* INSTRUCTIONS TO FOLLOW *
Your answer should be a single number: how many lines in the data below hold the string "mais".
*****
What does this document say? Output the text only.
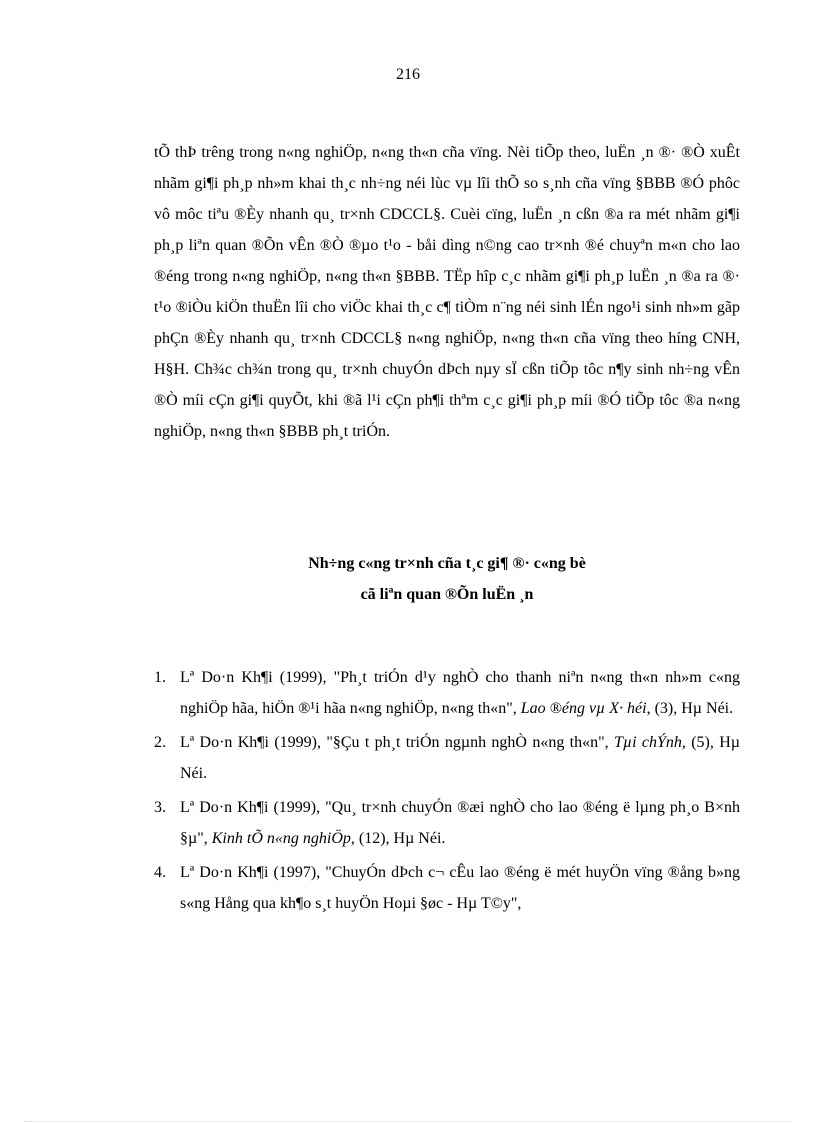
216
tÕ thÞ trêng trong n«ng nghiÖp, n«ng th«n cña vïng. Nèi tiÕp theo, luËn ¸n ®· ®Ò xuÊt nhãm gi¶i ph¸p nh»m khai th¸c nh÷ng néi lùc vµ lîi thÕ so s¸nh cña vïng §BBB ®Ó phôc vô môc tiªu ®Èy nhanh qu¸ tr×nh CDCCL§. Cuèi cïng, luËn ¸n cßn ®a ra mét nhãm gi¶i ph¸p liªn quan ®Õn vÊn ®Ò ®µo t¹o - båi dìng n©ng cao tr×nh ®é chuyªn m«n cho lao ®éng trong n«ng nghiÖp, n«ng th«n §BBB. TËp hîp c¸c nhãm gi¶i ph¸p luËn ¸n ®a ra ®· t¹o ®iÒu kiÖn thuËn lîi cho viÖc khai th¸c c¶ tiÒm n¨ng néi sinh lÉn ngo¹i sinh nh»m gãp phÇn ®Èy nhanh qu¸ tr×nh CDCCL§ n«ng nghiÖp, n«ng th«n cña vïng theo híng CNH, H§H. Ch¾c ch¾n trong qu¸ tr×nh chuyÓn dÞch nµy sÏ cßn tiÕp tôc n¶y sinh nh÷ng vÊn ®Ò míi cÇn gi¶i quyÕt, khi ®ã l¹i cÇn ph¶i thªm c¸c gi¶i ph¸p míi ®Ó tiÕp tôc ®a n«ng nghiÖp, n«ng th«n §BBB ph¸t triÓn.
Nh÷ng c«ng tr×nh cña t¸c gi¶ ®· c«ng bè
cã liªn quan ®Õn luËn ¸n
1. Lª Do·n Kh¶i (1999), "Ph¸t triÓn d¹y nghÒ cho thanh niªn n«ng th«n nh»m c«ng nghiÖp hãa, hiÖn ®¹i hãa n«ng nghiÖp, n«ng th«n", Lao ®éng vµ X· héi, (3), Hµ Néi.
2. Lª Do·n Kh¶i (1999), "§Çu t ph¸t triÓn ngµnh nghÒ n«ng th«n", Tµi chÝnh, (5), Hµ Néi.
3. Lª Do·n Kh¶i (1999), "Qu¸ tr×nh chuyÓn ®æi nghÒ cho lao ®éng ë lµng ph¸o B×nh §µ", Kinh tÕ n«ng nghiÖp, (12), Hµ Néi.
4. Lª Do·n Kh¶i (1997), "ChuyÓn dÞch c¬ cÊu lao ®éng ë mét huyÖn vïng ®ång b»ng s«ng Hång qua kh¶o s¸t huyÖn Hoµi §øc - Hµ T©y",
*****
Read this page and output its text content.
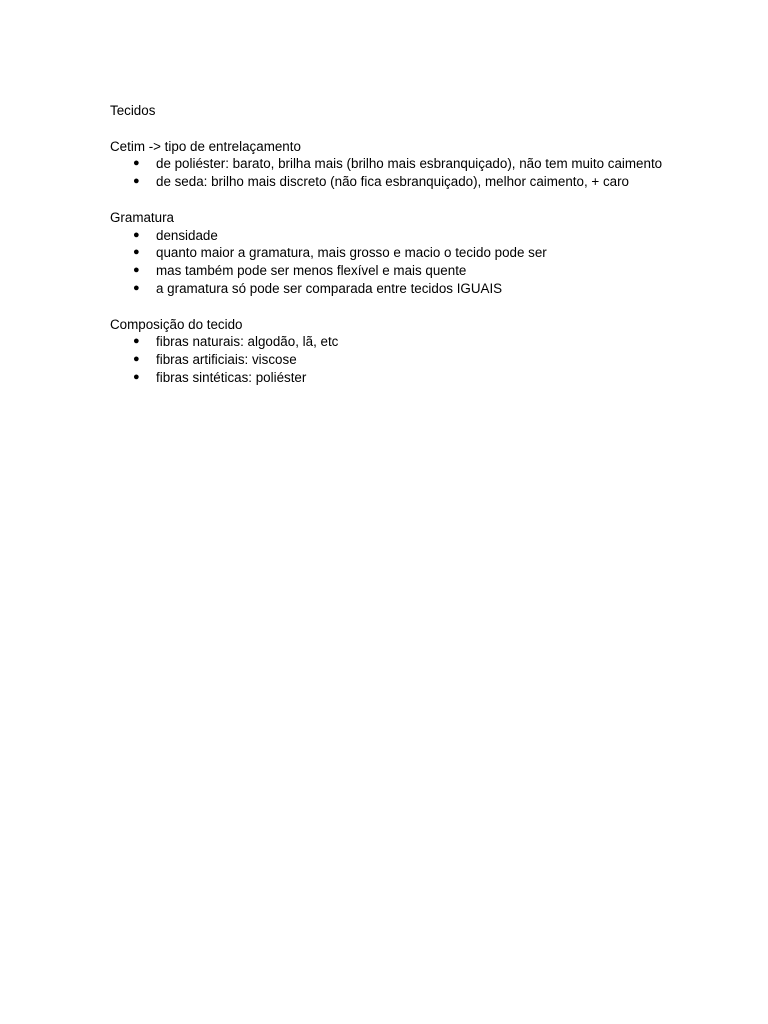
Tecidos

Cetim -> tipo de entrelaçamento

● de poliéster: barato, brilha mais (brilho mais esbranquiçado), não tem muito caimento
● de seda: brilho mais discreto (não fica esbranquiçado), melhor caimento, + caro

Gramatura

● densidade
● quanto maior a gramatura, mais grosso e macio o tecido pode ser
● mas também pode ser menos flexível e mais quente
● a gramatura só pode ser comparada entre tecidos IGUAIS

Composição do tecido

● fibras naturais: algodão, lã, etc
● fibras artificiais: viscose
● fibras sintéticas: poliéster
*****
* THE RESULT *
4